Erfasste Daten
——————————

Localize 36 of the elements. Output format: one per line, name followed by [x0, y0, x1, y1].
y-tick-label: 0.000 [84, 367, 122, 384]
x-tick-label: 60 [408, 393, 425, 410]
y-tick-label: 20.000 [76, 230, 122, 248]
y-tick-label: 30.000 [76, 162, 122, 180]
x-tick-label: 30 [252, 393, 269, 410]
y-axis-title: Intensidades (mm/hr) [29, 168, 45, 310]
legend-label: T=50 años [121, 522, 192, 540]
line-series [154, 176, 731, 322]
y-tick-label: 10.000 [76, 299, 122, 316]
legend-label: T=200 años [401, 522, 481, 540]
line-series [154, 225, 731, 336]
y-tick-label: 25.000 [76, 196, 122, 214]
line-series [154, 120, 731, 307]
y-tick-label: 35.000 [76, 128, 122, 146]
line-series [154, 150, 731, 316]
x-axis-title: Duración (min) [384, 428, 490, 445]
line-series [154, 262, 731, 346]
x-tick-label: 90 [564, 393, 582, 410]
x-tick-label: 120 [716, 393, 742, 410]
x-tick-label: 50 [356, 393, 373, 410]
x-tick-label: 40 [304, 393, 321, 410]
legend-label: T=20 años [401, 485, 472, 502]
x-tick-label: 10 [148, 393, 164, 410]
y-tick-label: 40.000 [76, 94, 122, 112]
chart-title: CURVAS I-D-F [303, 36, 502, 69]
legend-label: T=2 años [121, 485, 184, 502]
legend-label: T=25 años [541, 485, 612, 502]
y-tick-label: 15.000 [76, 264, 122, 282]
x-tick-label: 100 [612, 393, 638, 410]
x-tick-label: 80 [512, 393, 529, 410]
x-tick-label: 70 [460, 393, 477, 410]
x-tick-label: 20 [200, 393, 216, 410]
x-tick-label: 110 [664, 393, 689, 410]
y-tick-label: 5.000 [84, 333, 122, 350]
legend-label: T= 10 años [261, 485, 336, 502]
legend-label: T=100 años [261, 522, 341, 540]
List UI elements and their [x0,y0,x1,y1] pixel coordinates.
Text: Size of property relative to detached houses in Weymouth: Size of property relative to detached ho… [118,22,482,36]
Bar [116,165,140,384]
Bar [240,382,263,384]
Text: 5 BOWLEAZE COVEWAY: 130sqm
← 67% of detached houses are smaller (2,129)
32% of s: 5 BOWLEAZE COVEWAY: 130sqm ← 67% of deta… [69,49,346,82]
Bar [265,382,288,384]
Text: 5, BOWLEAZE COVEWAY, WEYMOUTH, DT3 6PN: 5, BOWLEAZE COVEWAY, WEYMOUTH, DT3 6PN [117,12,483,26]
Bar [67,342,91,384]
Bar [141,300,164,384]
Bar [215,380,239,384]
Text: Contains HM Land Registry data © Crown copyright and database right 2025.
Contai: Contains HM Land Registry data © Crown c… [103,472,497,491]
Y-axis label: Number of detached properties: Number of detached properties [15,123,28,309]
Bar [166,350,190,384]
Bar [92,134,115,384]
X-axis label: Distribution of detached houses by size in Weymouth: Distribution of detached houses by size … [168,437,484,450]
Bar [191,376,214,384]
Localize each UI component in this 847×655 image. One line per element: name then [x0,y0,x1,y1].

——————————

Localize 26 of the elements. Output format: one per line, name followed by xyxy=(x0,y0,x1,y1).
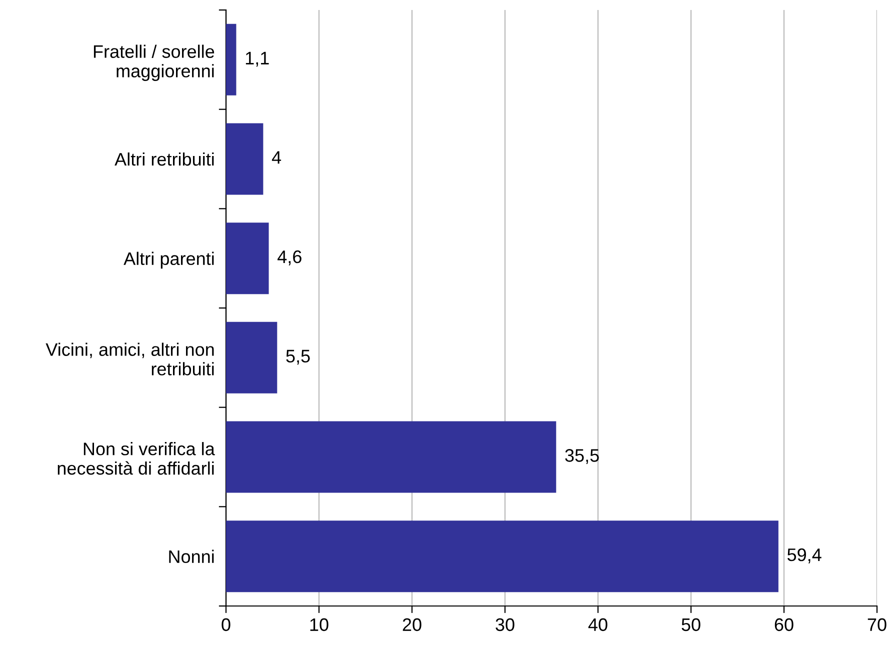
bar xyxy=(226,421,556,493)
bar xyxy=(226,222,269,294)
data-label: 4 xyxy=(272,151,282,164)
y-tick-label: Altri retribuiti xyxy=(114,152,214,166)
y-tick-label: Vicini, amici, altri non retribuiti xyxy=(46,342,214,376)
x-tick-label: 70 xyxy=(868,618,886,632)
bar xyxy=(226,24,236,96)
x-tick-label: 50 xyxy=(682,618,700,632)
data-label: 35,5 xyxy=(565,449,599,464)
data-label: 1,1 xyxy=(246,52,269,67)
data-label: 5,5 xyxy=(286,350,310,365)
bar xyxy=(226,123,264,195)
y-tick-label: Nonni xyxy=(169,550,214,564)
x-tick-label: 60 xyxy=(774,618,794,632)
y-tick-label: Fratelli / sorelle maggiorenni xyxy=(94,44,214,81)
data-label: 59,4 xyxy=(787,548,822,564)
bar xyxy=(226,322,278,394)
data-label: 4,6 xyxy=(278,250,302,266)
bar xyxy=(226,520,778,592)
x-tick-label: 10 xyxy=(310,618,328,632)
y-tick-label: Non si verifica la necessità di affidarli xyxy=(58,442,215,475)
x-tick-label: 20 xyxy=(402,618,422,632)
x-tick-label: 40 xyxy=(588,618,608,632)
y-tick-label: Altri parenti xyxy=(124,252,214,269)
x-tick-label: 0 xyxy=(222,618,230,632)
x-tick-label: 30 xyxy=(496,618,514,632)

——————————

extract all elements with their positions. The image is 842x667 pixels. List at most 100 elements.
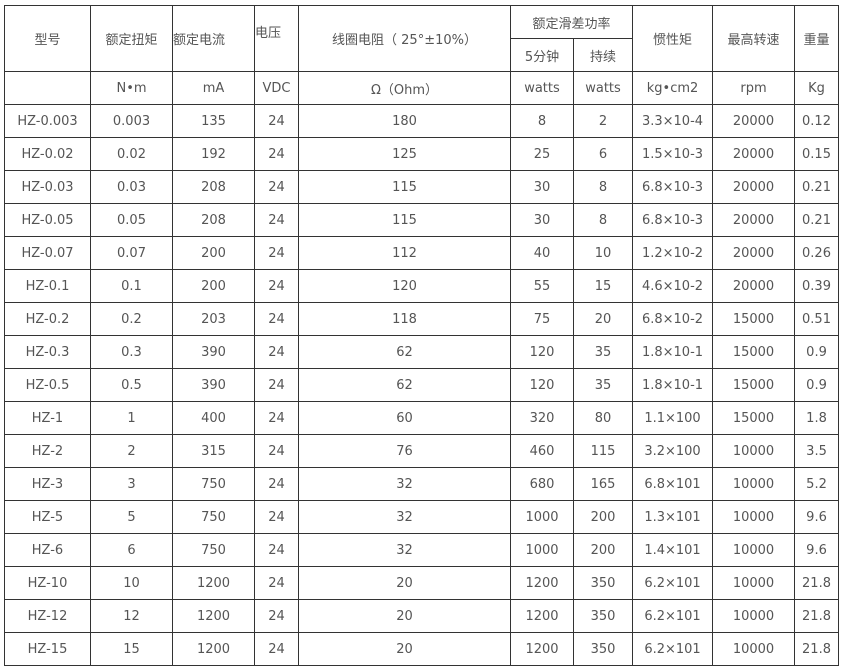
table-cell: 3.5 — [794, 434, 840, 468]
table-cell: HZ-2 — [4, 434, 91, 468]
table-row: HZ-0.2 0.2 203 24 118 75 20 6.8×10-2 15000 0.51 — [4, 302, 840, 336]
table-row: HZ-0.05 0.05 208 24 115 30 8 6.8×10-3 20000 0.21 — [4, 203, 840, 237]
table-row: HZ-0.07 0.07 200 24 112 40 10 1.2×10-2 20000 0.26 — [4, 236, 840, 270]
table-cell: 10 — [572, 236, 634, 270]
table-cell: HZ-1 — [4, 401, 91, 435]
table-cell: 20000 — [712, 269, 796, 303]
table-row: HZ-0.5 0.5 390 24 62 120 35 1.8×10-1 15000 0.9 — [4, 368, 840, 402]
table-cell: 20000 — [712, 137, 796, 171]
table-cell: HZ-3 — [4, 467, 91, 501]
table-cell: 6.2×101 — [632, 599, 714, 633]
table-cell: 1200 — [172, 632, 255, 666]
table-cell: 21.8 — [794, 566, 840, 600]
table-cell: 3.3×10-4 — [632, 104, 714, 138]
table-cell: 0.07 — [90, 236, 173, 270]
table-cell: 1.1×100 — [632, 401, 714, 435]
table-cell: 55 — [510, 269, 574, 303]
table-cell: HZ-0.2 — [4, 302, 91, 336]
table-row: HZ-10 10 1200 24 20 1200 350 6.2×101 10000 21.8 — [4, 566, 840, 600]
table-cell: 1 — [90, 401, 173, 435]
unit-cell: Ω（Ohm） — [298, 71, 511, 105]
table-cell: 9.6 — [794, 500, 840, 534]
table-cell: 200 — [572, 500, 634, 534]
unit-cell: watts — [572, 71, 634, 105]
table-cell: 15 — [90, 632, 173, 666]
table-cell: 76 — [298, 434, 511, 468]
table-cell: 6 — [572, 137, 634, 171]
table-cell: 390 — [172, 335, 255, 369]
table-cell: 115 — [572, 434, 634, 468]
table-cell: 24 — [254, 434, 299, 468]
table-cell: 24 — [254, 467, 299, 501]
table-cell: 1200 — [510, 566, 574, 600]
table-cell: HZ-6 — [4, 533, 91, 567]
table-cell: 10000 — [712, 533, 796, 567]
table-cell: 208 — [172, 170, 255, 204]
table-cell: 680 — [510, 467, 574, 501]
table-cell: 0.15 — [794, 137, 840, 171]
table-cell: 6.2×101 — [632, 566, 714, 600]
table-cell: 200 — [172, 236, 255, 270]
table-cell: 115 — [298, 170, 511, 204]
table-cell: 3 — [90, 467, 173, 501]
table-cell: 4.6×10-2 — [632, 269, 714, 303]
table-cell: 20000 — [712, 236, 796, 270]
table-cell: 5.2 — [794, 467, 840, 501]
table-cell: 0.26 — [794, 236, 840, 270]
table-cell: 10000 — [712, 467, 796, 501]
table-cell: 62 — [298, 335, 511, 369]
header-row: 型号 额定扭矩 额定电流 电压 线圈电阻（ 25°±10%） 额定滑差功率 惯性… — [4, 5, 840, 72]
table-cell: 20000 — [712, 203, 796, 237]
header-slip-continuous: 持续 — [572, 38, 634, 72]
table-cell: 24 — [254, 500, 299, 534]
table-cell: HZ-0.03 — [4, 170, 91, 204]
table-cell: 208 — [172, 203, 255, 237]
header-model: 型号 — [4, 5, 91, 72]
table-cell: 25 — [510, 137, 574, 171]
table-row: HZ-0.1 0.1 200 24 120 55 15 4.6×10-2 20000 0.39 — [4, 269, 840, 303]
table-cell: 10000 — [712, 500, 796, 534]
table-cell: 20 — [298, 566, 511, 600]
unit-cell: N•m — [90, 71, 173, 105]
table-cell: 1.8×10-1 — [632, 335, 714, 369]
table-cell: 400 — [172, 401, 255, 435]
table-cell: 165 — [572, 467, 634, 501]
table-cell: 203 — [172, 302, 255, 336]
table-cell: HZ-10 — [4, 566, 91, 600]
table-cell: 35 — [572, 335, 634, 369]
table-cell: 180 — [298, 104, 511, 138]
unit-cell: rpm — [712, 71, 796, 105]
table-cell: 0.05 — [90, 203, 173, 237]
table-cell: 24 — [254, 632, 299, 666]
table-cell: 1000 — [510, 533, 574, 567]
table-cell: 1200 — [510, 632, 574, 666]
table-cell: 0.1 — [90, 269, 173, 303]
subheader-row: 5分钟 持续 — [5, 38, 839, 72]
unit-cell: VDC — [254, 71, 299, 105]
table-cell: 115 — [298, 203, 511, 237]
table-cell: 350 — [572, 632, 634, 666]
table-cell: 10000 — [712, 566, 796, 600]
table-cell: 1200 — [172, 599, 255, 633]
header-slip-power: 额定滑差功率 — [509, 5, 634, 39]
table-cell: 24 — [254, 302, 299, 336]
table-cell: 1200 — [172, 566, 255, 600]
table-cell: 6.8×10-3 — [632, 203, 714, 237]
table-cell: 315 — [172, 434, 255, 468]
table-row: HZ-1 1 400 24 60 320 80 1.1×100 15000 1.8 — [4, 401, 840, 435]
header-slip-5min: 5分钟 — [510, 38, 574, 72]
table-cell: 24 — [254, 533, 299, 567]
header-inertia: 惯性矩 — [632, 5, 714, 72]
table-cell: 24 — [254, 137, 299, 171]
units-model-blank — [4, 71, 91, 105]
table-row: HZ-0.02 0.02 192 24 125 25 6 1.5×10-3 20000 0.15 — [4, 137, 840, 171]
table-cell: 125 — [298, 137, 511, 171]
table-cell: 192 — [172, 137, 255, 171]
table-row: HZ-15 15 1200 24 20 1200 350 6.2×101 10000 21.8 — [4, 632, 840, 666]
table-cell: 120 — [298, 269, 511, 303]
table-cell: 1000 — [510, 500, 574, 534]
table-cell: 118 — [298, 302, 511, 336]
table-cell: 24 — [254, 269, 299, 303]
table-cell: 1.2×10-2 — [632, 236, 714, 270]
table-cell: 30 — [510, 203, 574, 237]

——————————

Zu erledigen: Schreibe den Abschnitt von der Zeile mit „bar xyxy=(226,421,556,493)“ bis zur Zeile mit „x-tick-label: 30 xyxy=(496,618,514,632)“ wortgetreu ab, beide Zeilen eingeschlossen.

Lösung der Aufgabe:
bar xyxy=(226,421,556,493)
bar xyxy=(226,222,269,294)
data-label: 4 xyxy=(272,151,282,164)
y-tick-label: Altri retribuiti xyxy=(114,152,214,166)
y-tick-label: Vicini, amici, altri non retribuiti xyxy=(46,342,214,376)
x-tick-label: 70 xyxy=(868,618,886,632)
bar xyxy=(226,24,236,96)
x-tick-label: 50 xyxy=(682,618,700,632)
data-label: 35,5 xyxy=(565,449,599,464)
data-label: 1,1 xyxy=(246,52,269,67)
data-label: 5,5 xyxy=(286,350,310,365)
bar xyxy=(226,123,264,195)
y-tick-label: Nonni xyxy=(169,550,214,564)
x-tick-label: 60 xyxy=(774,618,794,632)
y-tick-label: Fratelli / sorelle maggiorenni xyxy=(94,44,214,81)
data-label: 59,4 xyxy=(787,548,822,564)
bar xyxy=(226,322,278,394)
data-label: 4,6 xyxy=(278,250,302,266)
bar xyxy=(226,520,778,592)
x-tick-label: 10 xyxy=(310,618,328,632)
y-tick-label: Non si verifica la necessità di affidarli xyxy=(58,442,215,475)
x-tick-label: 20 xyxy=(402,618,422,632)
x-tick-label: 40 xyxy=(588,618,608,632)
y-tick-label: Altri parenti xyxy=(124,252,214,269)
x-tick-label: 0 xyxy=(222,618,230,632)
x-tick-label: 30 xyxy=(496,618,514,632)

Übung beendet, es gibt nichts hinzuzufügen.